___ Given records ___
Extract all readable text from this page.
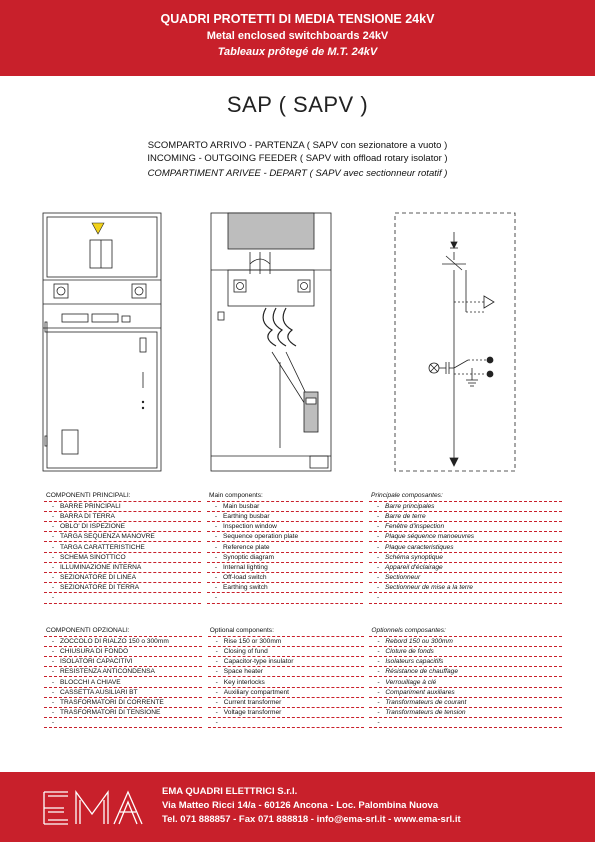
QUADRI PROTETTI DI MEDIA TENSIONE 24kV
Metal enclosed switchboards 24kV
Tableaux prôtegé de M.T. 24kV
SAP ( SAPV )
SCOMPARTO ARRIVO - PARTENZA ( SAPV con sezionatore a vuoto )
INCOMING - OUTGOING FEEDER ( SAPV with offload rotary isolator )
COMPARTIMENT ARIVEE - DEPART ( SAPV avec sectionneur rotatif )
COMPONENTI PRINCIPALI:		Main components:		Principale composantes:
- BARRE PRINCIPALI		- Main busbar		- Barre principales
- BARRA DI TERRA		- Earthing busbar		- Barre de terre
- OBLO' DI ISPEZIONE		- Inspection window		- Fenêtre d'inspection
- TARGA SEQUENZA MANOVRE		- Sequence operation plate		- Plaque séquence manoeuvres
- TARGA CARATTERISTICHE		- Reference plate		- Plaque caracteristiques
- SCHEMA SINOTTICO		- Synoptic diagram		- Schéma synoptique
- ILLUMINAZIONE INTERNA		- Internal lighting		- Appareil d'éclairage
- SEZIONATORE DI LINEA		- Off-load switch		- Sectionneur
- SEZIONATORE DI TERRA		- Earthing switch		- Sectionneur de mise a la terre
-		-		-
COMPONENTI OPZIONALI:		Optional components:		Optionnels composantes:
- ZOCCOLO DI RIALZO 150 o 300mm		- Rise 150 or 300mm		- Rebord 150 ou 300mm
- CHIUSURA DI FONDO		- Closing of fund		- Cloture de fonds
- ISOLATORI CAPACITIVI		- Capacitor-type insulator		- Isolateurs capacitifs
- RESISTENZA ANTICONDENSA		- Space heater		- Résistance de chauffage
- BLOCCHI A CHIAVE		- Key interlocks		- Verrouillage à clé
- CASSETTA AUSILIARI BT		- Auxiliary compartment		- Compariment auxiliares
- TRASFORMATORI DI CORRENTE		- Current transformer		- Transformateurs de courant
- TRASFORMATORI DI TENSIONE		- Voltage transformer		- Transformateurs de tension
-		-		-
EMA QUADRI ELETTRICI S.r.l.
Via Matteo Ricci 14/a - 60126 Ancona - Loc. Palombina Nuova
Tel. 071 888857 - Fax 071 888818 - info@ema-srl.it - www.ema-srl.it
___
Go through the preceding material and copy each line that has the word "Earthing".

Expected answer:
- BARRA DI TERRA		- Earthing busbar		- Barre de terre
- SEZIONATORE DI TERRA		- Earthing switch		- Sectionneur de mise a la terre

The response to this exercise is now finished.